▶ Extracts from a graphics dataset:
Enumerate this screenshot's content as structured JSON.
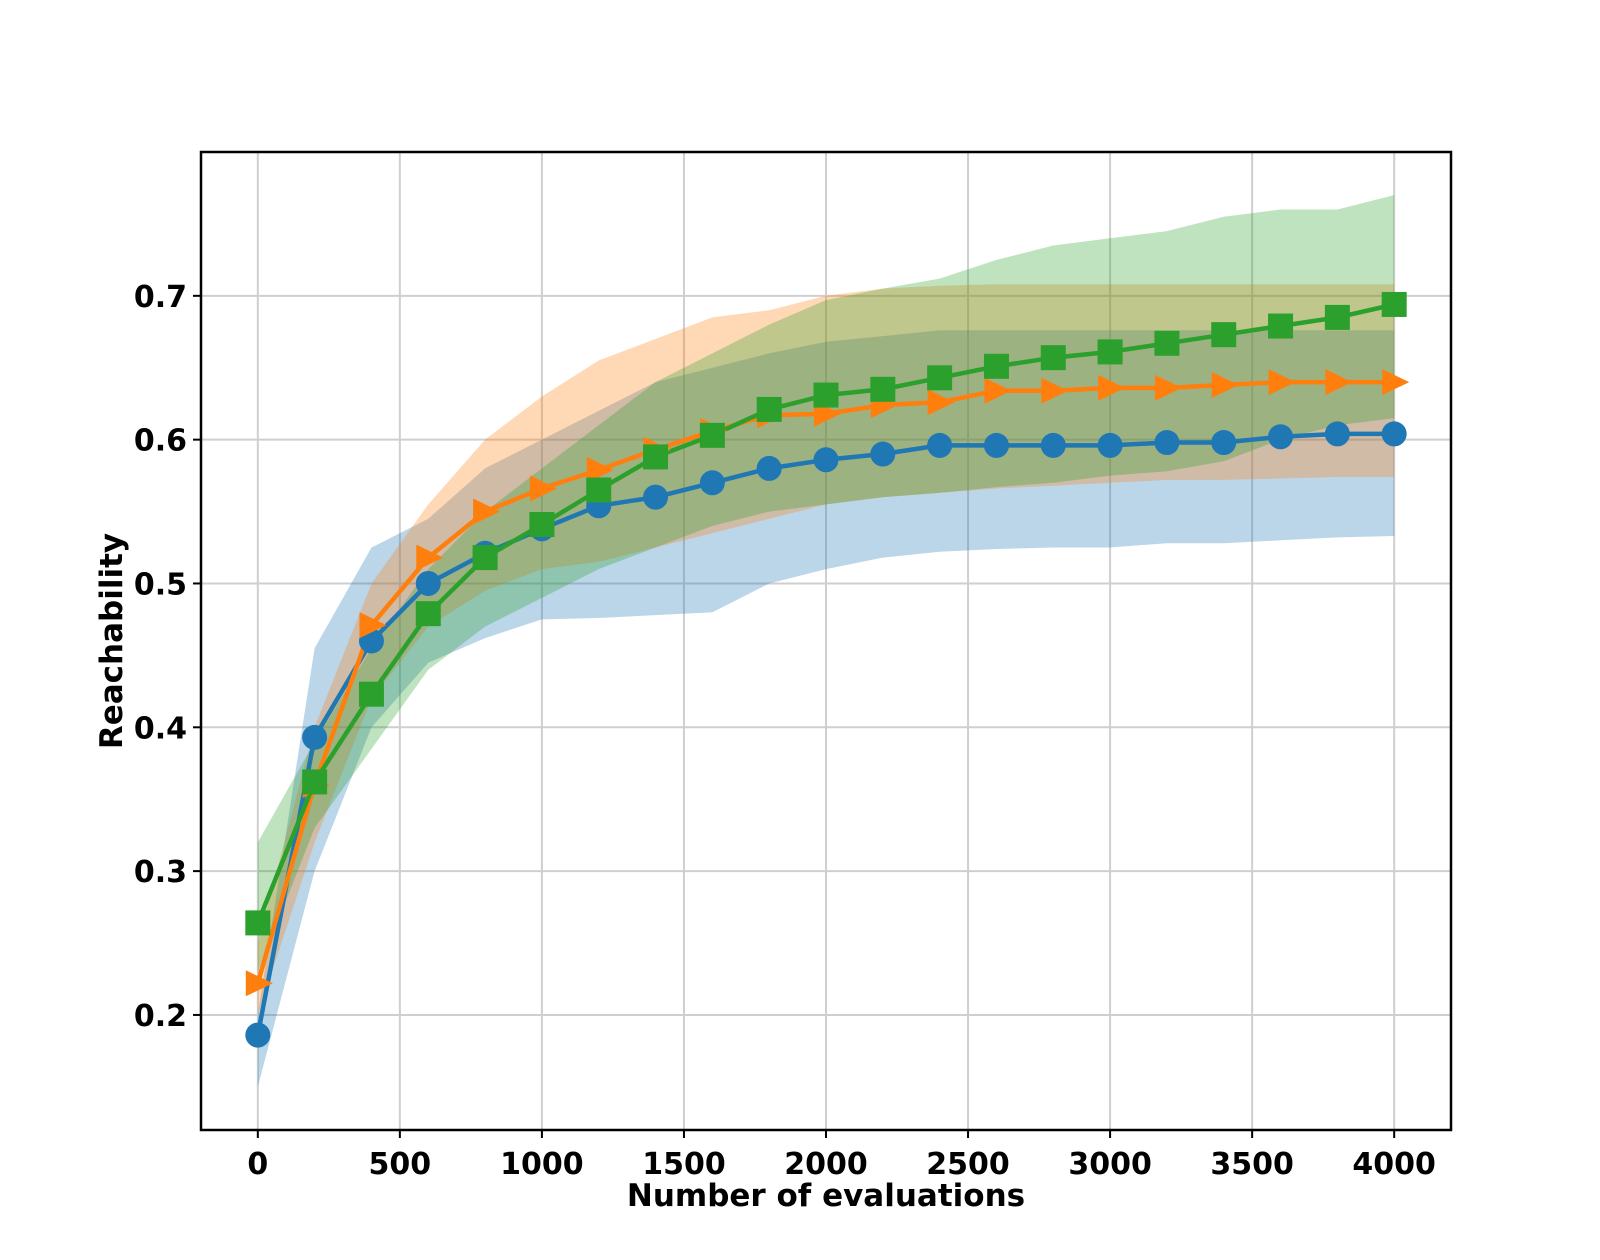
{
  "chart_data": {
    "type": "line",
    "title": "",
    "xlabel": "Number of evaluations",
    "ylabel": "Reachability",
    "xlim": [
      -200,
      4200
    ],
    "ylim": [
      0.12,
      0.8
    ],
    "x_ticks": [
      0,
      500,
      1000,
      1500,
      2000,
      2500,
      3000,
      3500,
      4000
    ],
    "x_tick_labels": [
      "0",
      "500",
      "1000",
      "1500",
      "2000",
      "2500",
      "3000",
      "3500",
      "4000"
    ],
    "y_ticks": [
      0.2,
      0.3,
      0.4,
      0.5,
      0.6,
      0.7
    ],
    "y_tick_labels": [
      "0.2",
      "0.3",
      "0.4",
      "0.5",
      "0.6",
      "0.7"
    ],
    "grid": true,
    "x": [
      0,
      200,
      400,
      600,
      800,
      1000,
      1200,
      1400,
      1600,
      1800,
      2000,
      2200,
      2400,
      2600,
      2800,
      3000,
      3200,
      3400,
      3600,
      3800,
      4000
    ],
    "series": [
      {
        "color": "#1f77b4",
        "marker": "circle",
        "values": [
          0.186,
          0.393,
          0.46,
          0.5,
          0.521,
          0.538,
          0.554,
          0.56,
          0.57,
          0.58,
          0.586,
          0.59,
          0.596,
          0.596,
          0.596,
          0.596,
          0.598,
          0.598,
          0.602,
          0.604,
          0.604
        ],
        "band_upper": [
          0.2,
          0.455,
          0.525,
          0.545,
          0.58,
          0.6,
          0.62,
          0.64,
          0.65,
          0.66,
          0.668,
          0.672,
          0.676,
          0.676,
          0.676,
          0.676,
          0.676,
          0.676,
          0.676,
          0.676,
          0.676
        ],
        "band_lower": [
          0.15,
          0.3,
          0.4,
          0.445,
          0.462,
          0.475,
          0.476,
          0.478,
          0.48,
          0.5,
          0.51,
          0.518,
          0.522,
          0.524,
          0.525,
          0.525,
          0.528,
          0.528,
          0.53,
          0.532,
          0.533
        ]
      },
      {
        "color": "#ff7f0e",
        "marker": "triangle-right",
        "values": [
          0.222,
          0.36,
          0.471,
          0.518,
          0.55,
          0.566,
          0.579,
          0.593,
          0.606,
          0.617,
          0.618,
          0.624,
          0.626,
          0.634,
          0.634,
          0.636,
          0.636,
          0.638,
          0.64,
          0.64,
          0.64
        ],
        "band_upper": [
          0.25,
          0.4,
          0.5,
          0.555,
          0.6,
          0.63,
          0.655,
          0.67,
          0.685,
          0.69,
          0.7,
          0.705,
          0.707,
          0.708,
          0.708,
          0.708,
          0.708,
          0.708,
          0.708,
          0.708,
          0.708
        ],
        "band_lower": [
          0.2,
          0.32,
          0.42,
          0.47,
          0.495,
          0.51,
          0.515,
          0.525,
          0.535,
          0.545,
          0.555,
          0.56,
          0.563,
          0.566,
          0.568,
          0.57,
          0.572,
          0.572,
          0.573,
          0.574,
          0.574
        ]
      },
      {
        "color": "#2ca02c",
        "marker": "square",
        "values": [
          0.264,
          0.362,
          0.423,
          0.479,
          0.518,
          0.541,
          0.565,
          0.588,
          0.603,
          0.621,
          0.631,
          0.635,
          0.643,
          0.651,
          0.657,
          0.661,
          0.667,
          0.673,
          0.679,
          0.685,
          0.694
        ],
        "band_upper": [
          0.32,
          0.39,
          0.455,
          0.51,
          0.55,
          0.58,
          0.61,
          0.64,
          0.66,
          0.68,
          0.697,
          0.705,
          0.712,
          0.725,
          0.735,
          0.74,
          0.745,
          0.755,
          0.76,
          0.76,
          0.77
        ],
        "band_lower": [
          0.23,
          0.33,
          0.385,
          0.44,
          0.47,
          0.49,
          0.51,
          0.525,
          0.54,
          0.55,
          0.555,
          0.56,
          0.563,
          0.567,
          0.57,
          0.575,
          0.578,
          0.585,
          0.6,
          0.61,
          0.615
        ]
      }
    ]
  }
}
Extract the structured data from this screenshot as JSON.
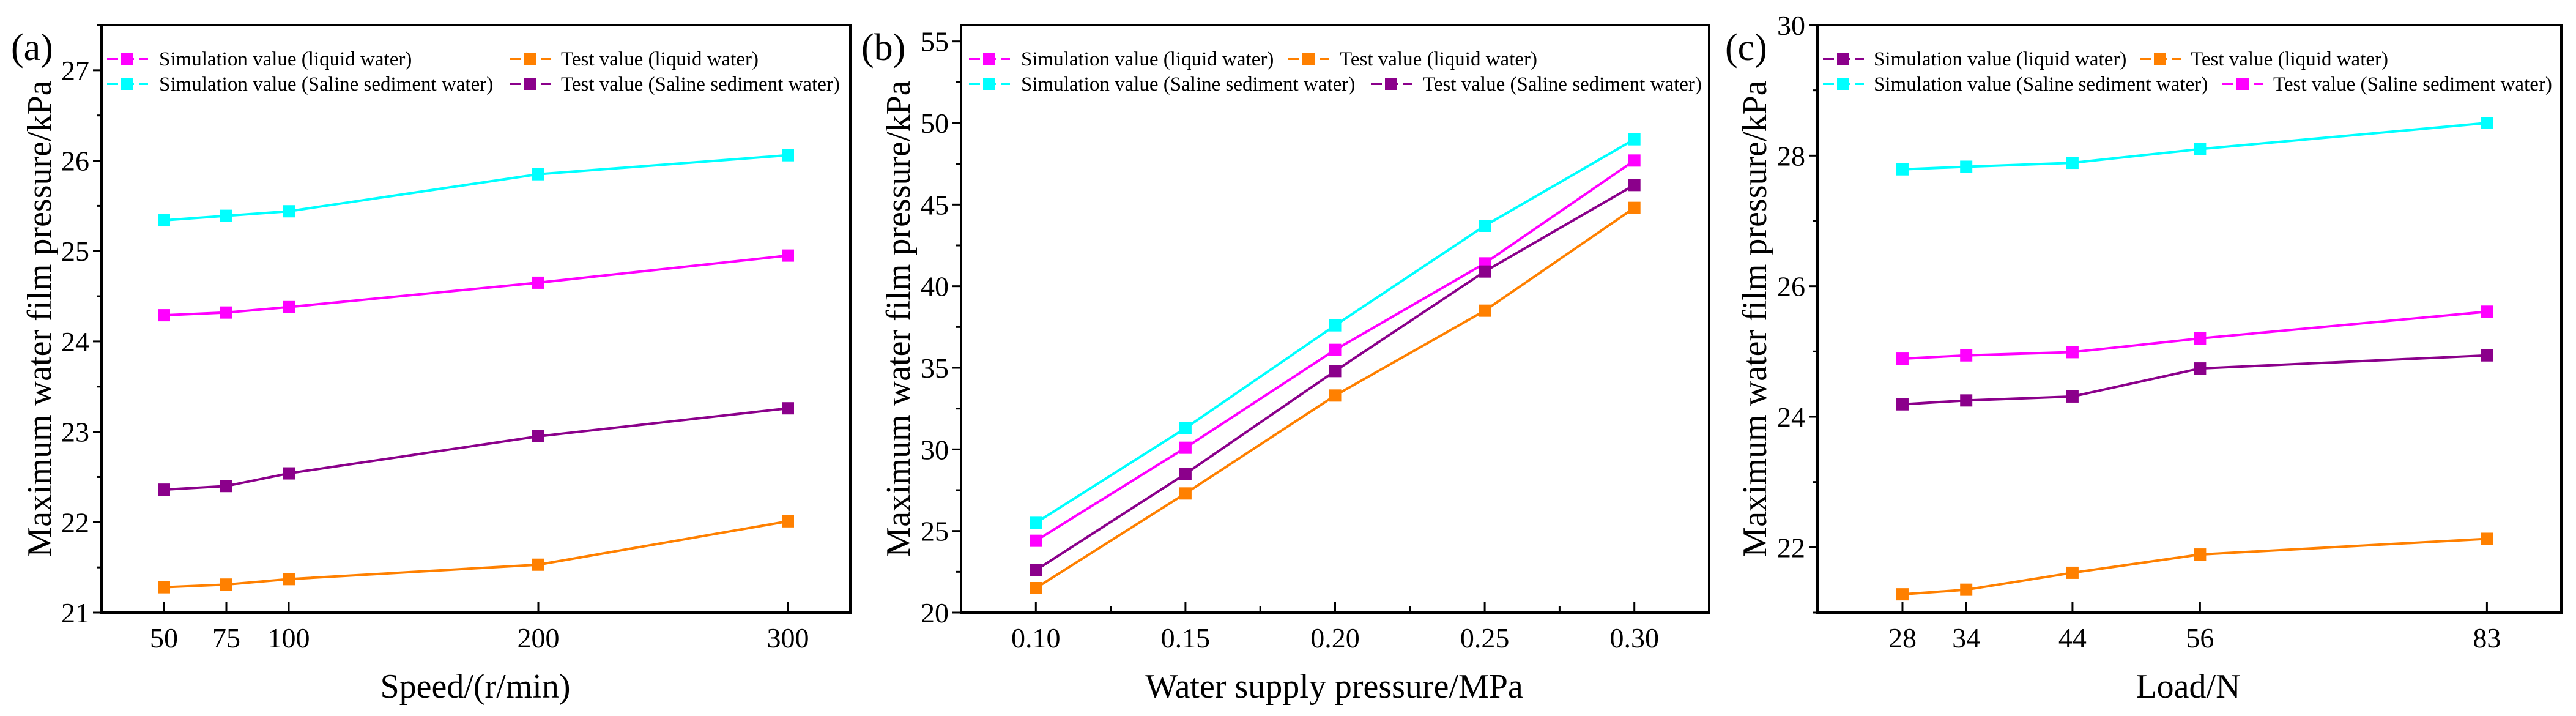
{
  "chart_data": [
    {
      "type": "line",
      "panel_label": "(a)",
      "xlabel": "Speed/(r/min)",
      "ylabel": "Maximum water film pressure/kPa",
      "x": [
        50,
        75,
        100,
        200,
        300
      ],
      "x_ticks": [
        "50",
        "75",
        "100",
        "200",
        "300"
      ],
      "xlim": [
        25,
        325
      ],
      "ylim": [
        21,
        27.5
      ],
      "y_ticks": [
        "21",
        "22",
        "23",
        "24",
        "25",
        "26",
        "27"
      ],
      "y_tick_values": [
        21,
        22,
        23,
        24,
        25,
        26,
        27
      ],
      "y_minor_step": 0.5,
      "x_minor": [],
      "legend_placement": "top",
      "series": [
        {
          "name": "Simulation value (liquid water)",
          "color": "#FF00FF",
          "values": [
            24.29,
            24.32,
            24.38,
            24.65,
            24.95
          ]
        },
        {
          "name": "Test value (liquid water)",
          "color": "#FF8000",
          "values": [
            21.28,
            21.31,
            21.37,
            21.53,
            22.01
          ]
        },
        {
          "name": "Simulation value (Saline sediment water)",
          "color": "#00FFFF",
          "values": [
            25.34,
            25.39,
            25.44,
            25.85,
            26.06
          ]
        },
        {
          "name": "Test value (Saline sediment water)",
          "color": "#8B008B",
          "values": [
            22.36,
            22.4,
            22.54,
            22.95,
            23.26
          ]
        }
      ]
    },
    {
      "type": "line",
      "panel_label": "(b)",
      "xlabel": "Water supply pressure/MPa",
      "ylabel": "Maximum water film pressure/kPa",
      "x": [
        0.1,
        0.15,
        0.2,
        0.25,
        0.3
      ],
      "x_ticks": [
        "0.10",
        "0.15",
        "0.20",
        "0.25",
        "0.30"
      ],
      "xlim": [
        0.075,
        0.325
      ],
      "ylim": [
        20,
        56
      ],
      "y_ticks": [
        "20",
        "25",
        "30",
        "35",
        "40",
        "45",
        "50",
        "55"
      ],
      "y_tick_values": [
        20,
        25,
        30,
        35,
        40,
        45,
        50,
        55
      ],
      "y_minor_step": 2.5,
      "x_minor": [
        0.125,
        0.175,
        0.225,
        0.275
      ],
      "legend_placement": "top",
      "series": [
        {
          "name": "Simulation value (liquid water)",
          "color": "#FF00FF",
          "values": [
            24.4,
            30.1,
            36.1,
            41.4,
            47.7
          ]
        },
        {
          "name": "Test value (liquid water)",
          "color": "#FF8000",
          "values": [
            21.5,
            27.3,
            33.3,
            38.5,
            44.8
          ]
        },
        {
          "name": "Simulation value (Saline sediment water)",
          "color": "#00FFFF",
          "values": [
            25.5,
            31.3,
            37.6,
            43.7,
            49.0
          ]
        },
        {
          "name": "Test value (Saline sediment water)",
          "color": "#8B008B",
          "values": [
            22.6,
            28.5,
            34.8,
            40.9,
            46.2
          ]
        }
      ]
    },
    {
      "type": "line",
      "panel_label": "(c)",
      "xlabel": "Load/N",
      "ylabel": "Maximum water film pressure/kPa",
      "x": [
        28,
        34,
        44,
        56,
        83
      ],
      "x_ticks": [
        "28",
        "34",
        "44",
        "56",
        "83"
      ],
      "xlim": [
        20,
        90
      ],
      "ylim": [
        21,
        30
      ],
      "y_ticks": [
        "22",
        "24",
        "26",
        "28",
        "30"
      ],
      "y_tick_values": [
        22,
        24,
        26,
        28,
        30
      ],
      "y_minor_step": 1,
      "x_minor": [],
      "legend_placement": "top",
      "series": [
        {
          "name": "Simulation value (liquid water)",
          "color": "#8B008B",
          "values": [
            24.19,
            24.25,
            24.31,
            24.74,
            24.94
          ]
        },
        {
          "name": "Test value (liquid water)",
          "color": "#FF8000",
          "values": [
            21.28,
            21.35,
            21.61,
            21.89,
            22.13
          ]
        },
        {
          "name": "Simulation value (Saline sediment water)",
          "color": "#00FFFF",
          "values": [
            27.79,
            27.83,
            27.89,
            28.1,
            28.5
          ]
        },
        {
          "name": "Test value (Saline sediment water)",
          "color": "#FF00FF",
          "values": [
            24.89,
            24.94,
            24.99,
            25.2,
            25.61
          ]
        }
      ]
    }
  ]
}
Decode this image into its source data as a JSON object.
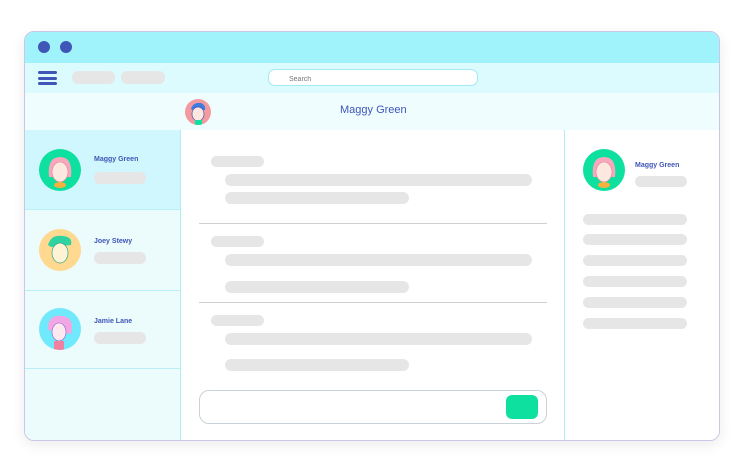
{
  "window": {
    "accent": "#3f56b7",
    "titlebar_color": "#a1f3fb",
    "send_color": "#0ee0a0"
  },
  "toolbar": {
    "search_placeholder": "Search"
  },
  "header": {
    "contact_name": "Maggy Green"
  },
  "sidebar": {
    "items": [
      {
        "name": "Maggy Green",
        "avatar_bg": "#0ee0a0",
        "selected": true
      },
      {
        "name": "Joey Stewy",
        "avatar_bg": "#ffd990",
        "selected": false
      },
      {
        "name": "Jamie Lane",
        "avatar_bg": "#6fe9fb",
        "selected": false
      }
    ]
  },
  "profile": {
    "name": "Maggy Green"
  }
}
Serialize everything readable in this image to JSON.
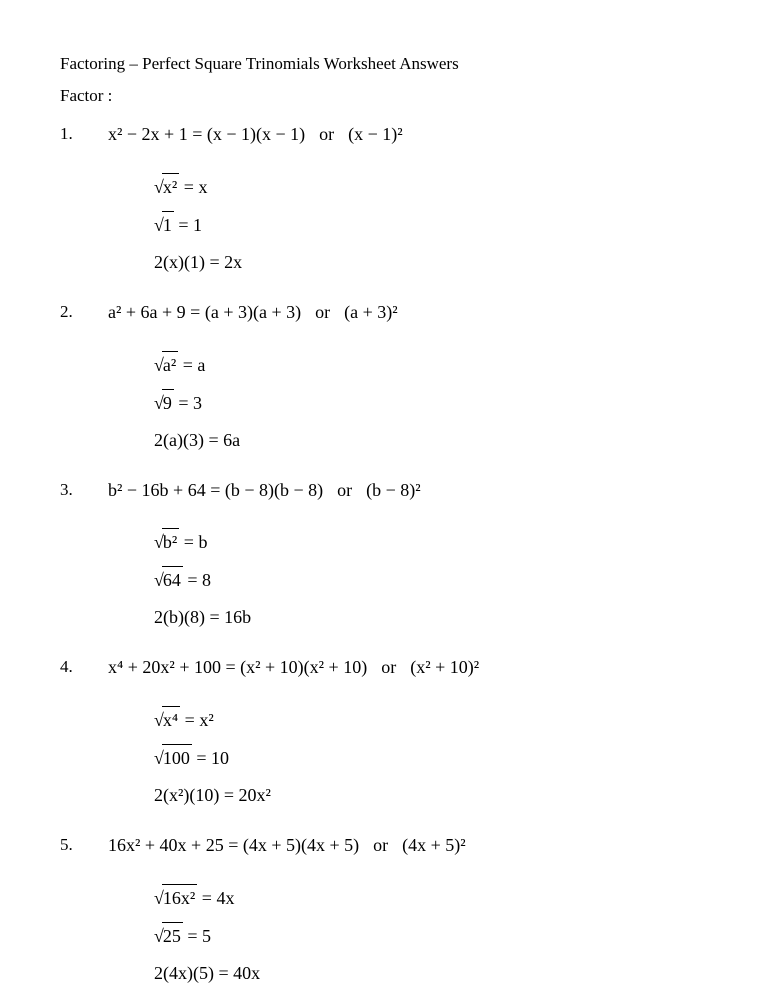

▶ TASK INSTRUCTIONS: Do not include pictures. Copy only the lines running from the line with "Decode this image" through the last line of the records, exactly as they appear.

▶ TASK ANSWER:
Decode this image into its source data as a JSON object.
{
  "window": {
    "accent": "#3f56b7",
    "titlebar_color": "#a1f3fb",
    "send_color": "#0ee0a0"
  },
  "toolbar": {
    "search_placeholder": "Search"
  },
  "header": {
    "contact_name": "Maggy Green"
  },
  "sidebar": {
    "items": [
      {
        "name": "Maggy Green",
        "avatar_bg": "#0ee0a0",
        "selected": true
      },
      {
        "name": "Joey Stewy",
        "avatar_bg": "#ffd990",
        "selected": false
      },
      {
        "name": "Jamie Lane",
        "avatar_bg": "#6fe9fb",
        "selected": false
      }
    ]
  },
  "profile": {
    "name": "Maggy Green"
  }
}
Serialize everything readable in this image to JSON.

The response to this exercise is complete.